Task
For each line that holds "this", copy the line out.

****************

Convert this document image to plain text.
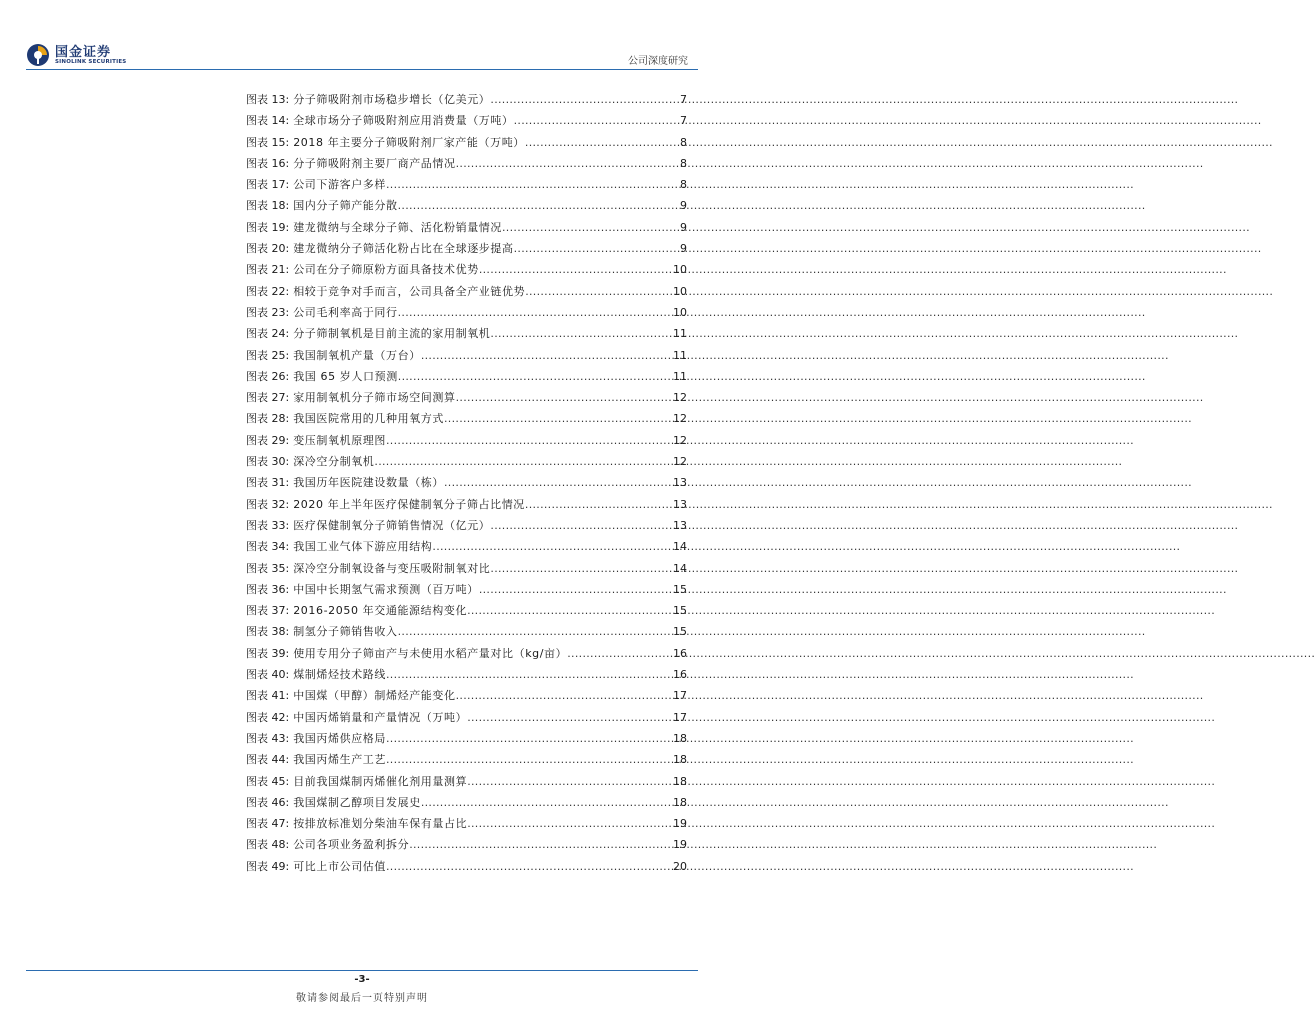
国金证券
SINOLINK SECURITIES	公司深度研究
图表 13: 分子筛吸附剂市场稳步增长（亿美元） .....	7
图表 14: 全球市场分子筛吸附剂应用消费量（万吨） .....	7
图表 15: 2018 年主要分子筛吸附剂厂家产能（万吨） .....	8
图表 16: 分子筛吸附剂主要厂商产品情况 .....	8
图表 17: 公司下游客户多样 .....	8
图表 18: 国内分子筛产能分散 .....	9
图表 19: 建龙微纳与全球分子筛、活化粉销量情况 .....	9
图表 20: 建龙微纳分子筛活化粉占比在全球逐步提高 .....	9
图表 21: 公司在分子筛原粉方面具备技术优势 .....	10
图表 22: 相较于竞争对手而言，公司具备全产业链优势 .....	10
图表 23: 公司毛利率高于同行 .....	10
图表 24: 分子筛制氧机是目前主流的家用制氧机 .....	11
图表 25: 我国制氧机产量（万台） .....	11
图表 26: 我国 65 岁人口预测 .....	11
图表 27: 家用制氧机分子筛市场空间测算 .....	12
图表 28: 我国医院常用的几种用氧方式 .....	12
图表 29: 变压制氧机原理图 .....	12
图表 30: 深冷空分制氧机 .....	12
图表 31: 我国历年医院建设数量（栋） .....	13
图表 32: 2020 年上半年医疗保健制氧分子筛占比情况 .....	13
图表 33: 医疗保健制氧分子筛销售情况（亿元） .....	13
图表 34: 我国工业气体下游应用结构 .....	14
图表 35: 深冷空分制氧设备与变压吸附制氧对比 .....	14
图表 36: 中国中长期氢气需求预测（百万吨） .....	15
图表 37: 2016-2050 年交通能源结构变化 .....	15
图表 38: 制氢分子筛销售收入 .....	15
图表 39: 使用专用分子筛亩产与未使用水稻产量对比（kg/亩） .....	16
图表 40: 煤制烯烃技术路线 .....	16
图表 41: 中国煤（甲醇）制烯烃产能变化 .....	17
图表 42: 中国丙烯销量和产量情况（万吨） .....	17
图表 43: 我国丙烯供应格局 .....	18
图表 44: 我国丙烯生产工艺 .....	18
图表 45: 目前我国煤制丙烯催化剂用量测算 .....	18
图表 46: 我国煤制乙醇项目发展史 .....	18
图表 47: 按排放标准划分柴油车保有量占比 .....	19
图表 48: 公司各项业务盈利拆分 .....	19
图表 49: 可比上市公司估值 .....	20
-3-
敬请参阅最后一页特别声明
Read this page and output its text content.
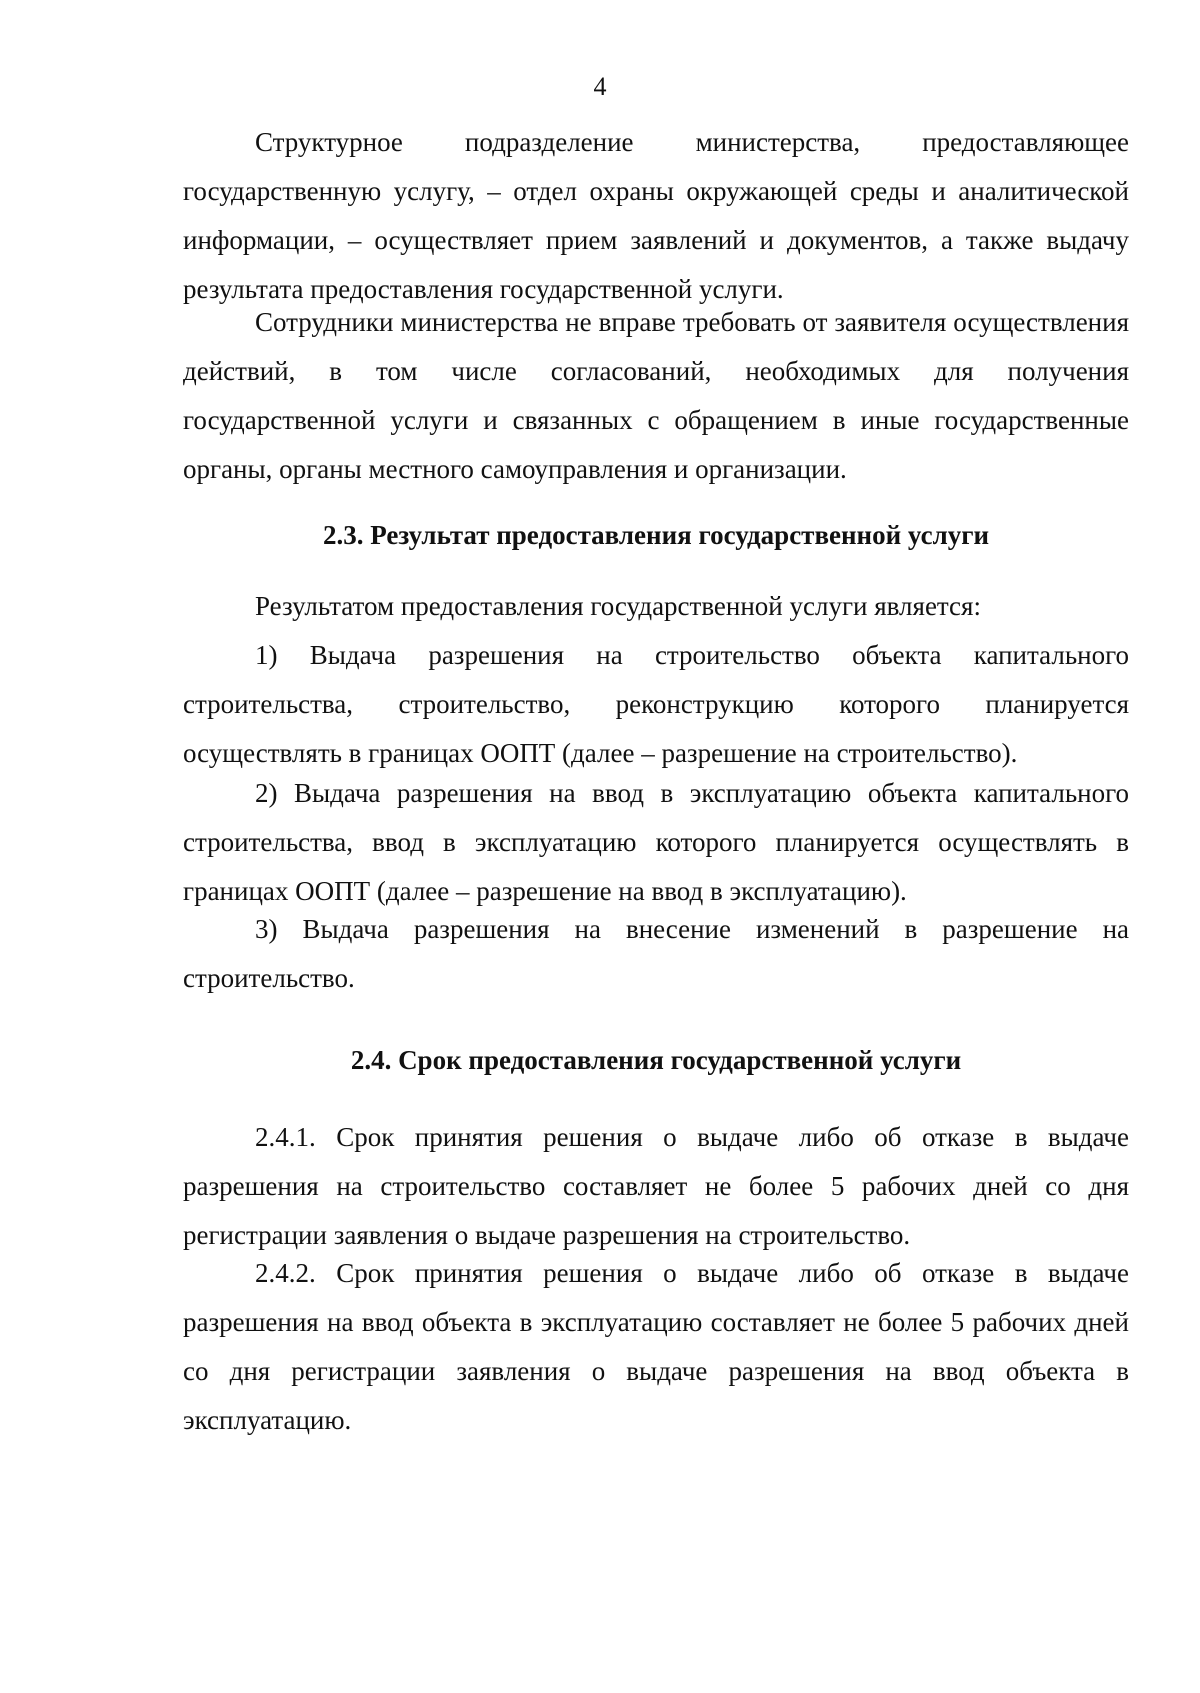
4

Структурное подразделение министерства, предоставляющее государственную услугу, – отдел охраны окружающей среды и аналитической информации, – осуществляет прием заявлений и документов, а также выдачу результата предоставления государственной услуги.

Сотрудники министерства не вправе требовать от заявителя осуществления действий, в том числе согласований, необходимых для получения государственной услуги и связанных с обращением в иные государственные органы, органы местного самоуправления и организации.

2.3. Результат предоставления государственной услуги

Результатом предоставления государственной услуги является:

1) Выдача разрешения на строительство объекта капитального строительства, строительство, реконструкцию которого планируется осуществлять в границах ООПТ (далее – разрешение на строительство).

2) Выдача разрешения на ввод в эксплуатацию объекта капитального строительства, ввод в эксплуатацию которого планируется осуществлять в границах ООПТ (далее – разрешение на ввод в эксплуатацию).

3) Выдача разрешения на внесение изменений в разрешение на строительство.

2.4. Срок предоставления государственной услуги

2.4.1. Срок принятия решения о выдаче либо об отказе в выдаче разрешения на строительство составляет не более 5 рабочих дней со дня регистрации заявления о выдаче разрешения на строительство.

2.4.2. Срок принятия решения о выдаче либо об отказе в выдаче разрешения на ввод объекта в эксплуатацию составляет не более 5 рабочих дней со дня регистрации заявления о выдаче разрешения на ввод объекта в эксплуатацию.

****************

Solution below
Convert this document image to plain text.
Read this page and output its text content.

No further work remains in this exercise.